— start of Records for the exercise —

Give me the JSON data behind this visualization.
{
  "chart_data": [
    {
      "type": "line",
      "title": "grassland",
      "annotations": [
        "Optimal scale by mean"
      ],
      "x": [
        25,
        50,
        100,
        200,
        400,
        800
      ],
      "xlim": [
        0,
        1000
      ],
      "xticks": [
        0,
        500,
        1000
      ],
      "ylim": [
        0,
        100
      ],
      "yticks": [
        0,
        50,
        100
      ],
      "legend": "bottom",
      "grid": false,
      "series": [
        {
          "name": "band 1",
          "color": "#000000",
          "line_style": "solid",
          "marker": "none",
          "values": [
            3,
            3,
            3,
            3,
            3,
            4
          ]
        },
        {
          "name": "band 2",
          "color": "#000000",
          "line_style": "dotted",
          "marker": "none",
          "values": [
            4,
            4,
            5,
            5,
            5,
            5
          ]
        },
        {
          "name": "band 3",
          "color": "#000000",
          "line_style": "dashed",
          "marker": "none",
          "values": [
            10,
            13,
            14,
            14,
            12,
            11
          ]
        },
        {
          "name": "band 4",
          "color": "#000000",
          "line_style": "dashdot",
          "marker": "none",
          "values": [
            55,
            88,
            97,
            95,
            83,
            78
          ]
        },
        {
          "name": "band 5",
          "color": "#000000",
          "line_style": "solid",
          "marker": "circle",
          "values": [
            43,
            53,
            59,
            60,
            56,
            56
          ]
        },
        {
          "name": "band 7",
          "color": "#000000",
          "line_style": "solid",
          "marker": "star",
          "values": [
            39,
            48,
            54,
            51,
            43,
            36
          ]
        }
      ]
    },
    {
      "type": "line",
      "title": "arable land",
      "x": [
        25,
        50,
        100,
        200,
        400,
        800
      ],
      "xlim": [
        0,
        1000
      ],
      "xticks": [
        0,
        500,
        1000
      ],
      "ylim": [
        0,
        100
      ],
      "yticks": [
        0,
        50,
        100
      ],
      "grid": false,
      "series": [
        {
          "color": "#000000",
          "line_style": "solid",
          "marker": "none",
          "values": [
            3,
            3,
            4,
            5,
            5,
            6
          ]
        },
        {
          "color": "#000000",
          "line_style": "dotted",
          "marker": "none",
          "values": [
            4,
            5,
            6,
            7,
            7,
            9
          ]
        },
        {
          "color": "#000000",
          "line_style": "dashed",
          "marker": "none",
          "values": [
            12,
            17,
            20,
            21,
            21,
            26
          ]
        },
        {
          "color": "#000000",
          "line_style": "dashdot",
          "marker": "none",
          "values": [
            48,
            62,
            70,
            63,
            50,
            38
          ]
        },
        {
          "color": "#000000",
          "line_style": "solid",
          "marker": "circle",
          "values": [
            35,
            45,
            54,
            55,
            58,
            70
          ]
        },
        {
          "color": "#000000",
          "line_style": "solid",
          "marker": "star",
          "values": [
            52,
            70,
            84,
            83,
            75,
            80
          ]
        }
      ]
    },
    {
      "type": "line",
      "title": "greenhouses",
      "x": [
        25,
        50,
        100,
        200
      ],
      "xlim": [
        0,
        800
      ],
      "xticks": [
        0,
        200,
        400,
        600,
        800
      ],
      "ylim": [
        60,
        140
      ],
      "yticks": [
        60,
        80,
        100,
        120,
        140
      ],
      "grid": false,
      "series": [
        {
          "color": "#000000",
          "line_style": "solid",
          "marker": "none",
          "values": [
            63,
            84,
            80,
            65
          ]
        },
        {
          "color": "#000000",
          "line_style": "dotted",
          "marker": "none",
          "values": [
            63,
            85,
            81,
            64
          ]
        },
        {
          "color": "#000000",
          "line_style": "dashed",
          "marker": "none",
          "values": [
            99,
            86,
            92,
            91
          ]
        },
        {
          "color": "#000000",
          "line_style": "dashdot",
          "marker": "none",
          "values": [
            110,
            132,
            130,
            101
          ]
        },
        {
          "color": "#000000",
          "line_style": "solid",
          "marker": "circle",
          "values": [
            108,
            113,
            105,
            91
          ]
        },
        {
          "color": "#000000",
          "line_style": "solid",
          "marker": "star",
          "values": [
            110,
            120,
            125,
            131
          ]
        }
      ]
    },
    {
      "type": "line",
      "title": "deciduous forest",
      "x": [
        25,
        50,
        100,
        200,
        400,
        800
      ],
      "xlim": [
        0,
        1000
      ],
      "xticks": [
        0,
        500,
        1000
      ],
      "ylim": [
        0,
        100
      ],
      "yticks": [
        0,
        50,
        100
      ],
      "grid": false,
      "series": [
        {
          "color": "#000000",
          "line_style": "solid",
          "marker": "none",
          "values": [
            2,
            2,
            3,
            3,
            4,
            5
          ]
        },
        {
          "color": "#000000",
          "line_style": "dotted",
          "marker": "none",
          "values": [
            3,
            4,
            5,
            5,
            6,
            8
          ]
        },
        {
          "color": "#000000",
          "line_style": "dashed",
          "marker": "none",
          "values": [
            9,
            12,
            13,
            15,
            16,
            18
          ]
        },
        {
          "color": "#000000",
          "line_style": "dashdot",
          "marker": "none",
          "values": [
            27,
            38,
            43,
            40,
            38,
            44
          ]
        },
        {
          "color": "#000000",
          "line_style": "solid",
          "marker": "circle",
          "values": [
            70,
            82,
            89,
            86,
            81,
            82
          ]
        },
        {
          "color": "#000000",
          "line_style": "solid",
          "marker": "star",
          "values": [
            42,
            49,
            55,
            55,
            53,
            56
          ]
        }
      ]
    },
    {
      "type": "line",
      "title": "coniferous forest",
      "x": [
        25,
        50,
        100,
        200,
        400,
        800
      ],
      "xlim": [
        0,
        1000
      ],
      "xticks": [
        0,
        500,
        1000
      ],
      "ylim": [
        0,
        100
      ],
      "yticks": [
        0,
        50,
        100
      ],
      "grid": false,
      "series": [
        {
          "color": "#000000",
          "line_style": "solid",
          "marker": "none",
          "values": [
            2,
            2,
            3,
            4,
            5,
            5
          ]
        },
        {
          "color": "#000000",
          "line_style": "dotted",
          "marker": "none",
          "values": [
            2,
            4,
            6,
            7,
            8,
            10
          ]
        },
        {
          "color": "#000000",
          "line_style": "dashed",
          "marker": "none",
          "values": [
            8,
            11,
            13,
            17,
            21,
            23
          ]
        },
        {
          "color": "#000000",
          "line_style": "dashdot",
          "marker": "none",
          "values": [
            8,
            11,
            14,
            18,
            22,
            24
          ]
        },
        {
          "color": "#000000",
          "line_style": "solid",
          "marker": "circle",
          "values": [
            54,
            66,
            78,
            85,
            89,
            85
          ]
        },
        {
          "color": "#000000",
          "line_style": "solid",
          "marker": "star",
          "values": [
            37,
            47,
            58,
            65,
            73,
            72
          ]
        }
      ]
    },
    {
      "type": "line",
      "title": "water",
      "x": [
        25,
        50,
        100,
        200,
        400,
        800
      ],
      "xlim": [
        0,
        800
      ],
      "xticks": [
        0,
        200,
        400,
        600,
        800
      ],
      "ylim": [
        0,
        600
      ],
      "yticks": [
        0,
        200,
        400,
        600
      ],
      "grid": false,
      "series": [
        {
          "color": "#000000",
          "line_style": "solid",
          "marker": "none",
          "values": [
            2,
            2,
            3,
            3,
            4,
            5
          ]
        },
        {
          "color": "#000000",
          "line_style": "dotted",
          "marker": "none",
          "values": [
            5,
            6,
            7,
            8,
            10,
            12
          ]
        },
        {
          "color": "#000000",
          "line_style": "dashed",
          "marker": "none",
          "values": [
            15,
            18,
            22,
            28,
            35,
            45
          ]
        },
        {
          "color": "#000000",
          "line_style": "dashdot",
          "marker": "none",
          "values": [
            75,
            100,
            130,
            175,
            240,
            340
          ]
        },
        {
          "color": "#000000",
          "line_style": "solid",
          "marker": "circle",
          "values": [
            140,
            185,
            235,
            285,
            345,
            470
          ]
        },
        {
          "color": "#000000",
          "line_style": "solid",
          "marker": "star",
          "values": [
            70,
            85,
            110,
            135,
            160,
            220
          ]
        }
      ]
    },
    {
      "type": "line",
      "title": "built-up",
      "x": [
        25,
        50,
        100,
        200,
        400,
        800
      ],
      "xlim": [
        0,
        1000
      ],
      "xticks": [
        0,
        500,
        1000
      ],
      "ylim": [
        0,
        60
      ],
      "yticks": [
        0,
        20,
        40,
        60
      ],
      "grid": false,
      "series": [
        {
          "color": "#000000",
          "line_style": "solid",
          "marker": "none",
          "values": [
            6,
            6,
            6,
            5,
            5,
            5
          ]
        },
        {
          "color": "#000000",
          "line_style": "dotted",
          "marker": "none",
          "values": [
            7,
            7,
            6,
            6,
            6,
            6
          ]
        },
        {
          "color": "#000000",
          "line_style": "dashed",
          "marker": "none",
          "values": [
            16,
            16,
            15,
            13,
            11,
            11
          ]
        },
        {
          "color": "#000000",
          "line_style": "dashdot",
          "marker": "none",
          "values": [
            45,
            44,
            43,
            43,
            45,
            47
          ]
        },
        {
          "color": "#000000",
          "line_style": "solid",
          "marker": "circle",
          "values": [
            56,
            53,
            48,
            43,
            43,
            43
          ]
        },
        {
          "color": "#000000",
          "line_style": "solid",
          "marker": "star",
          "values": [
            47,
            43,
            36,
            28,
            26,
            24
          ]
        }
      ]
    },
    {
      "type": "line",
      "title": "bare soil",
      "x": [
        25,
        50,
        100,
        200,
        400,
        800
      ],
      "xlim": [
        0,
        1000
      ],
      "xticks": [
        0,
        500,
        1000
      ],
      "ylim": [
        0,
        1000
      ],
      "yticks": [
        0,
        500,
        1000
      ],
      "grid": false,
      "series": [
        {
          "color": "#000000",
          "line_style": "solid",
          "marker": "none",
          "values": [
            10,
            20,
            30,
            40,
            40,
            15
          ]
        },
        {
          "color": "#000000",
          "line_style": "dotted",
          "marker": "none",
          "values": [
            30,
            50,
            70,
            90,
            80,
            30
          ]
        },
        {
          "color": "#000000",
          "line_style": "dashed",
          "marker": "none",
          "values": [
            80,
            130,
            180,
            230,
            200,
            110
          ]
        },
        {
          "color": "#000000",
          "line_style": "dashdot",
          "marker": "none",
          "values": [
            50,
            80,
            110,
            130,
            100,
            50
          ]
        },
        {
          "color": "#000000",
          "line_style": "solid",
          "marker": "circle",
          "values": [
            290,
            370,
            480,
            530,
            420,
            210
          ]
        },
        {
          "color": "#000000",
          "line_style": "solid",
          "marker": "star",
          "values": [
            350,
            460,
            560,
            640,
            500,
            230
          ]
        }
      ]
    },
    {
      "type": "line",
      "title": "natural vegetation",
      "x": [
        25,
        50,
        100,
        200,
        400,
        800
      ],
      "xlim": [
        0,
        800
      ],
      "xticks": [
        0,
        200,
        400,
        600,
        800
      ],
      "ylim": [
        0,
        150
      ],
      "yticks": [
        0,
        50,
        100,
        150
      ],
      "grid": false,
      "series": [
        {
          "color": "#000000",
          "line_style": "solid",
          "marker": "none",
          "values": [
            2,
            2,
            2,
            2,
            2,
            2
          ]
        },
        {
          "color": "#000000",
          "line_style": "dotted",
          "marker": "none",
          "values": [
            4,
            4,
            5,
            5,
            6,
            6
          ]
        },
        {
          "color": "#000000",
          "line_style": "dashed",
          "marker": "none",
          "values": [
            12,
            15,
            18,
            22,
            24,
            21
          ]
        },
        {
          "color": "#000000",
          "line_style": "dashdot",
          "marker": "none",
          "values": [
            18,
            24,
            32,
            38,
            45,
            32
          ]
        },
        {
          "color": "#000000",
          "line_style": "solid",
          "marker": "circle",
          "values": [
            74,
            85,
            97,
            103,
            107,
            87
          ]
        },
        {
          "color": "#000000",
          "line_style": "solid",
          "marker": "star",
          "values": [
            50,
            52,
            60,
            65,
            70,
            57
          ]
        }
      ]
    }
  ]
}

— end of Records for the exercise —

Task: Count every line in the listing above that holds "band", then report only the count.

Result for this exercise: 6